→ **Given exercise 1**: From the entries below, return the lines from the one containing "Patent image size: (1084, 707)." up to and including the one containing "In FIG. 10, the control cam 99", reproduced without any changes.
::: Document segment
4. Kendrick Lamar — To Pimp a Butterfly
Speaking of brilliance. I can’t do this album justice in a short recap. I still find new things every time I listen to To Pimp a Butterfly, Kendrick Lamar’s 2013 magnum opus. Whenever I do a deep dive in hip-hop’s history, and then return to TPAB, I find new things to appreciate. To Pimp a Butterfly is a love letter to hip-hop from the G-Funk inspired Wesley’s Theory that opens the album, the album incorporates jazz, funk, soul, and old school hip-hop with Lamar’s trademark lyricism and impeccable flow; any other rapper would struggle to rap over the polyrhythmic jazz on For Free. Lamar’s lyrics are full of stories of social and racial inequalities, depression, discrimination and family love; all tied together with a spoken word poem that continues throughout the album. Dr Dre’s The Chronic was the quintessential album of West Coast hip-hop, and TPAB took what made that album great and elevated it for a new generation. Though it’s severely under looked because of its lack of ‘bangers’, To Pimp a Butterfly is Kendrick Lamar’s best album. And it’s the album that allowed me to fall in love with hip-hop.
::::::
::: Records for this task
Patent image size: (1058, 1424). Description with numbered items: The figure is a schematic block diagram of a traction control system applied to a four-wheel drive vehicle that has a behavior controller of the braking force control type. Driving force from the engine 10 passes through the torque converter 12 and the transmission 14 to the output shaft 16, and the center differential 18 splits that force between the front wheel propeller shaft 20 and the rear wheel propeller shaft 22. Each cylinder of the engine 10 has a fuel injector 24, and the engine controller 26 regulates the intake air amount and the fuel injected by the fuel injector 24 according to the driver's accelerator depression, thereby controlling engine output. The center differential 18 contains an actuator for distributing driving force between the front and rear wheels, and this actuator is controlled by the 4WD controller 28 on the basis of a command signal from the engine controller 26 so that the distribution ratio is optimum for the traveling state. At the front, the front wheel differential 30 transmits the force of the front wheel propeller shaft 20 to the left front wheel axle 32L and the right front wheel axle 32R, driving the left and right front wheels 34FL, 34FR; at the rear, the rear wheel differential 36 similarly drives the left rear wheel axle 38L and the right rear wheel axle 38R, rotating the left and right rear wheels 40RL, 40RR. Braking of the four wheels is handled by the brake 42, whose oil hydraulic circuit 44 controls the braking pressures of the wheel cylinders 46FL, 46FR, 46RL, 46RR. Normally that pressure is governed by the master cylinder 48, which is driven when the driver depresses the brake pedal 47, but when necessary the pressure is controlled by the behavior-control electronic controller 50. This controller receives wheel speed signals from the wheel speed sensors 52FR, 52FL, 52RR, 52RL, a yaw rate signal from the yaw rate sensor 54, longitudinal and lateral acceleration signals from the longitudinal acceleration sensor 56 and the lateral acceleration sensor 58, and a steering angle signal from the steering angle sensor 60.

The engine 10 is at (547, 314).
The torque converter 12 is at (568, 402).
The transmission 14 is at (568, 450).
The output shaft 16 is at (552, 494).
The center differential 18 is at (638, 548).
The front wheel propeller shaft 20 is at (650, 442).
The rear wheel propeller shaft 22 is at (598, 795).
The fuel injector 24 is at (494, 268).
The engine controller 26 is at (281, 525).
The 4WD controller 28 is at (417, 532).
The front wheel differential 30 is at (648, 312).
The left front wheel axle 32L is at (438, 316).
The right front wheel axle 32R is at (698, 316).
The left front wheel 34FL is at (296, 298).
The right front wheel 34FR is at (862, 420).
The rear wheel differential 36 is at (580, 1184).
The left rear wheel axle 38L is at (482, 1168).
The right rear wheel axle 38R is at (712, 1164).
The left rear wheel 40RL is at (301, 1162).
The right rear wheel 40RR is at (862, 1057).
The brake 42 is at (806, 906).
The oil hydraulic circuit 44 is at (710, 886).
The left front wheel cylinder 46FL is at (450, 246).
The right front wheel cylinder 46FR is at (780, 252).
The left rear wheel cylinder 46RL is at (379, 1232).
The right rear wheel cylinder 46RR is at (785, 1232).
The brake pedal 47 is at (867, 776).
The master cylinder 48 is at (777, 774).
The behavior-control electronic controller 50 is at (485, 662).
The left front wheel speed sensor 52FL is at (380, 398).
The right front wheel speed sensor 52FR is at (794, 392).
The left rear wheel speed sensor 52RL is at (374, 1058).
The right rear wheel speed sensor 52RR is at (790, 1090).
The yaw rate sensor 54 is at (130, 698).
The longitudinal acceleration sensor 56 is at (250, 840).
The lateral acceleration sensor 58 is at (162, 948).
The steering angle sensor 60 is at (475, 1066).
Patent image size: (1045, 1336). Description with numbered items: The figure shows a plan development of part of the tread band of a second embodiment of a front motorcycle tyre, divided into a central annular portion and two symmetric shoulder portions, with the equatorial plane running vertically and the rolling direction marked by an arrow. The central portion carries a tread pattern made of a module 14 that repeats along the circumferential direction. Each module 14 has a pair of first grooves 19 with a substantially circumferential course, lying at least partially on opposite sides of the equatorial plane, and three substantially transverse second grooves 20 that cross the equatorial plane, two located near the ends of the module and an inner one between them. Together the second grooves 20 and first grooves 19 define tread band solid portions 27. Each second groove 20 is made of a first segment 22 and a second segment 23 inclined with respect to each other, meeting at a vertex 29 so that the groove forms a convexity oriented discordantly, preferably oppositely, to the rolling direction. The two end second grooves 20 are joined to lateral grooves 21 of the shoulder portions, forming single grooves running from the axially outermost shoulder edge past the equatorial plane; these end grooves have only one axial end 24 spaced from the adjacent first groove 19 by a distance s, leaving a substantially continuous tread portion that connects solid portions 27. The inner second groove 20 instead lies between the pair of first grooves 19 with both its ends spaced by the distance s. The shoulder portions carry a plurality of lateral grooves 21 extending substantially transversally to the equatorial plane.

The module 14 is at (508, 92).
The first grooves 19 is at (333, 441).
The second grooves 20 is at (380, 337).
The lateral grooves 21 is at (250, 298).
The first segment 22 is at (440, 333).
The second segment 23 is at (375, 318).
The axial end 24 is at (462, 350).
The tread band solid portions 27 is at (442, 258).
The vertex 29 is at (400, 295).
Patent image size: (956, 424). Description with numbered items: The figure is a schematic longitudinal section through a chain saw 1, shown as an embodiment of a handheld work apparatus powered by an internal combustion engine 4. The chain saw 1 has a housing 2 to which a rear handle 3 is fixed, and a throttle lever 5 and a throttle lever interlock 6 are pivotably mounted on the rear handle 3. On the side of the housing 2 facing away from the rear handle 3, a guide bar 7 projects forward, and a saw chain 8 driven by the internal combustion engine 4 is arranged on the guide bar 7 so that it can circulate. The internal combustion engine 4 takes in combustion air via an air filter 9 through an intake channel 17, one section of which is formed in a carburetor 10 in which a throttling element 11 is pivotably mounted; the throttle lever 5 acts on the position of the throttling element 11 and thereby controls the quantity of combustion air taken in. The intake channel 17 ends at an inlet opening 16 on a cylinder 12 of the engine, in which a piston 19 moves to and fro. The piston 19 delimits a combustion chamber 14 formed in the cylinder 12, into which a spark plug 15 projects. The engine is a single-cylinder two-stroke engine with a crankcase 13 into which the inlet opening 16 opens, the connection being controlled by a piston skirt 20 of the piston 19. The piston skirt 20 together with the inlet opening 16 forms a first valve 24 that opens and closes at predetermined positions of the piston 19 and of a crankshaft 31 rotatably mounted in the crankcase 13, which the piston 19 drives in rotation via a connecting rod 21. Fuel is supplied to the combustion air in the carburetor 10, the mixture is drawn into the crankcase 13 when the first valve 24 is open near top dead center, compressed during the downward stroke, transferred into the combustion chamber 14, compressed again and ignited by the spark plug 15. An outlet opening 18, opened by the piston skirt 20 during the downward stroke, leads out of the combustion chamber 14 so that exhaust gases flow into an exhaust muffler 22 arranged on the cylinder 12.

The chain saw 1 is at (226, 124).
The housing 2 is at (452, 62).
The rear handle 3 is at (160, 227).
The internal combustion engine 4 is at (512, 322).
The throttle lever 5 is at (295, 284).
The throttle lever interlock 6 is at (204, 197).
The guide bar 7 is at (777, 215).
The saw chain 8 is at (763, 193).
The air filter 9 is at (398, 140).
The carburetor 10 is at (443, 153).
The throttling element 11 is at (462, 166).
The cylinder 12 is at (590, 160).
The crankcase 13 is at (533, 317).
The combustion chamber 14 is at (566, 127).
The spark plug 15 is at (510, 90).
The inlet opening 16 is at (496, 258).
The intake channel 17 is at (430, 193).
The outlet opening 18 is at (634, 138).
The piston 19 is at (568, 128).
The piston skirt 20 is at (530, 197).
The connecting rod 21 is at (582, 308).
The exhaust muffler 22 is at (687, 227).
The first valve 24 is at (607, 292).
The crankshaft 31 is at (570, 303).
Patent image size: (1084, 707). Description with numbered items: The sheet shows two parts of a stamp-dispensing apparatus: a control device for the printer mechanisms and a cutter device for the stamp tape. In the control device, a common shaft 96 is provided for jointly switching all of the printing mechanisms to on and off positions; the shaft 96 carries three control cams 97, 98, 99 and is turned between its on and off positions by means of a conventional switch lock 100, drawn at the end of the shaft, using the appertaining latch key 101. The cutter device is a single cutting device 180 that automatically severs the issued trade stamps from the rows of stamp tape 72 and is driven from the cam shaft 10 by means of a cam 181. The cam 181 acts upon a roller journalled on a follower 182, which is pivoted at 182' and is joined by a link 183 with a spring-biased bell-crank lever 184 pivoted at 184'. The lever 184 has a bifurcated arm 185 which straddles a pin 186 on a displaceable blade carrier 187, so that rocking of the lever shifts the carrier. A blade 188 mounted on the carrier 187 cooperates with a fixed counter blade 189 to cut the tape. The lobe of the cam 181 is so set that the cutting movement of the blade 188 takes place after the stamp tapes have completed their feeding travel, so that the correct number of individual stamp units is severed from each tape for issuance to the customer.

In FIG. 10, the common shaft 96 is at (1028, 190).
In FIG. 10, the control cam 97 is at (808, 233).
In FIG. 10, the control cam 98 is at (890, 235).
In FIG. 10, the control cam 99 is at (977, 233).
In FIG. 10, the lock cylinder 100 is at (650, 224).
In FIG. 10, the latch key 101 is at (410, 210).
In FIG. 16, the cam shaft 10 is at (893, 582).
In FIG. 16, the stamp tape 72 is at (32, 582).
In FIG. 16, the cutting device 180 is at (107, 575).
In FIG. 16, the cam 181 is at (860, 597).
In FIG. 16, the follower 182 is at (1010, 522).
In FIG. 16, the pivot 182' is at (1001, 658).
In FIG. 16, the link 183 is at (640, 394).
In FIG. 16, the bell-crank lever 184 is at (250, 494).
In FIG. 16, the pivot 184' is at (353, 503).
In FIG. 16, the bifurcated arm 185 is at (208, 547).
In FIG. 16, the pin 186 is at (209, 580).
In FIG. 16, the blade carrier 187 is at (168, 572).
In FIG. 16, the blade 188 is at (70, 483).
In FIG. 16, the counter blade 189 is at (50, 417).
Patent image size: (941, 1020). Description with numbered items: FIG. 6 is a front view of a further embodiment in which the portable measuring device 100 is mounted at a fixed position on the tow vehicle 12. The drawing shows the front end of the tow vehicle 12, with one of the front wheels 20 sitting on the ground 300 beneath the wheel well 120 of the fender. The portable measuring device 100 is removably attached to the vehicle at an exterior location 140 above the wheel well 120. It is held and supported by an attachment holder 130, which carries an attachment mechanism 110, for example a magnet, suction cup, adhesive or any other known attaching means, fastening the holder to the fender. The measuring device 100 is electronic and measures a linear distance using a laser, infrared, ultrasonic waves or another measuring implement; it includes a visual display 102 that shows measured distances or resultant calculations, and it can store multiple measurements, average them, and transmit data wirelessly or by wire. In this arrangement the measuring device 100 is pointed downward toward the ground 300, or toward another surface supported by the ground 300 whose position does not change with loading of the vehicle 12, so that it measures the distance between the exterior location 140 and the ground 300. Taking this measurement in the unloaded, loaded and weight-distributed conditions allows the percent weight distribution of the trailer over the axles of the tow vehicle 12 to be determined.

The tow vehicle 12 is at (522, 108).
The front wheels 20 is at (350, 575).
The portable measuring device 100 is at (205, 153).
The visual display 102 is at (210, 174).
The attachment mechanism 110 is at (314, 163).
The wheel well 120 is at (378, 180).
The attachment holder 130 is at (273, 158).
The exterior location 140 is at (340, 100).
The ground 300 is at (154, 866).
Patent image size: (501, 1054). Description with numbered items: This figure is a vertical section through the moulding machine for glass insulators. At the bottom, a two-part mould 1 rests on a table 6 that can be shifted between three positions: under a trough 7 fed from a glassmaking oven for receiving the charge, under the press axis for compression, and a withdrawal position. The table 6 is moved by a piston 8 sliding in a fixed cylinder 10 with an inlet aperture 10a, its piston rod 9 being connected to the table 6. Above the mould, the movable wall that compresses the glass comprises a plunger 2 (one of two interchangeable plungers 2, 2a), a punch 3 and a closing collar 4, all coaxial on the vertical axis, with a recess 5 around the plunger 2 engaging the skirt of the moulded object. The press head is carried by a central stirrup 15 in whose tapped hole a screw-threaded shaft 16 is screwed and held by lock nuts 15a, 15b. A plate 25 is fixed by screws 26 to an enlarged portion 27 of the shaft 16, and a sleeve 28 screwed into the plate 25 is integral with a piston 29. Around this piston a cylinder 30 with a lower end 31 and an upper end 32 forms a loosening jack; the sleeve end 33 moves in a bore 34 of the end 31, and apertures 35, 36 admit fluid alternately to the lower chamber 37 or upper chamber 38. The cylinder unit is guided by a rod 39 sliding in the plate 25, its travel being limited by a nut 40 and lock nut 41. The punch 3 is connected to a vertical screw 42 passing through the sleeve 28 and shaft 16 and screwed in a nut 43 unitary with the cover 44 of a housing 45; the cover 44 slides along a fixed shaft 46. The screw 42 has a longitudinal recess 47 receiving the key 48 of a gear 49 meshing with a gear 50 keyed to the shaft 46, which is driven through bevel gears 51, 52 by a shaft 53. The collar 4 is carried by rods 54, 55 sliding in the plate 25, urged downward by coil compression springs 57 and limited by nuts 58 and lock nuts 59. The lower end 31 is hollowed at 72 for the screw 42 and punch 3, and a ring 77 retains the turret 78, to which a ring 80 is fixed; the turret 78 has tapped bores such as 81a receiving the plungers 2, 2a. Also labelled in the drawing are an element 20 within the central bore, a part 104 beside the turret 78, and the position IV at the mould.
::::::
→ **Given exercise 2**: Take the write-up on Kendrick Lamar's To Pimp a Butterfly further, picking up right after its final sentence.

→ **Exercise output 1**:
Patent image size: (1084, 707). Description with numbered items: The sheet shows two parts of a stamp-dispensing apparatus: a control device for the printer mechanisms and a cutter device for the stamp tape. In the control device, a common shaft 96 is provided for jointly switching all of the printing mechanisms to on and off positions; the shaft 96 carries three control cams 97, 98, 99 and is turned between its on and off positions by means of a conventional switch lock 100, drawn at the end of the shaft, using the appertaining latch key 101. The cutter device is a single cutting device 180 that automatically severs the issued trade stamps from the rows of stamp tape 72 and is driven from the cam shaft 10 by means of a cam 181. The cam 181 acts upon a roller journalled on a follower 182, which is pivoted at 182' and is joined by a link 183 with a spring-biased bell-crank lever 184 pivoted at 184'. The lever 184 has a bifurcated arm 185 which straddles a pin 186 on a displaceable blade carrier 187, so that rocking of the lever shifts the carrier. A blade 188 mounted on the carrier 187 cooperates with a fixed counter blade 189 to cut the tape. The lobe of the cam 181 is so set that the cutting movement of the blade 188 takes place after the stamp tapes have completed their feeding travel, so that the correct number of individual stamp units is severed from each tape for issuance to the customer.

In FIG. 10, the common shaft 96 is at (1028, 190).
In FIG. 10, the control cam 97 is at (808, 233).
In FIG. 10, the control cam 98 is at (890, 235).
In FIG. 10, the control cam 99 is at (977, 233).

→ **Exercise output 2**:
3. The Beatles — Rubber Soul
The Beatles One would ring through the speakers in the lounge room when I was growing up. You know, the red album with the big number-one on it. Their singles, Yellow Submarine, Let It Be, Hey Jude, Eleanor Rigby, I Want To Hold Your Hand, would stay in my mind for hours. I knew all their greatest hits because of that CD. And it wasn’t until I was catching the train to uni every day and needed new music that I downloaded most of The Beatles discography. I listened to Rubber Soul, not knowing any of the tracks because none of them were their number one singles. I didn’t expect much. I remember looking out the window of the train, I was about half way through the album, completely mesmerised with what I was listening to. Even though none of Rubber Soul’s singles went to number one on the charts, it is the most cohesive Beatles album. I don’t think it’s the best, that would go to The White Album, but Rubber Soul is my favourite. It marks the start of The Beatles flirtation with psychedelic music, perfectly shown on second track Norwegian Wood; a simple acoustic guitar rings through against the tinnie strum of a sitar. Rubber Soul showcases The Beatles’ unmatched knack for song-writing. Each song has a strong hook, fantastic backing melodies and harmonies, and intricate instrumentation for what was considered to be just pop music. It’s what you’d expect from The Beatles. I don’t know why I ever doubted them.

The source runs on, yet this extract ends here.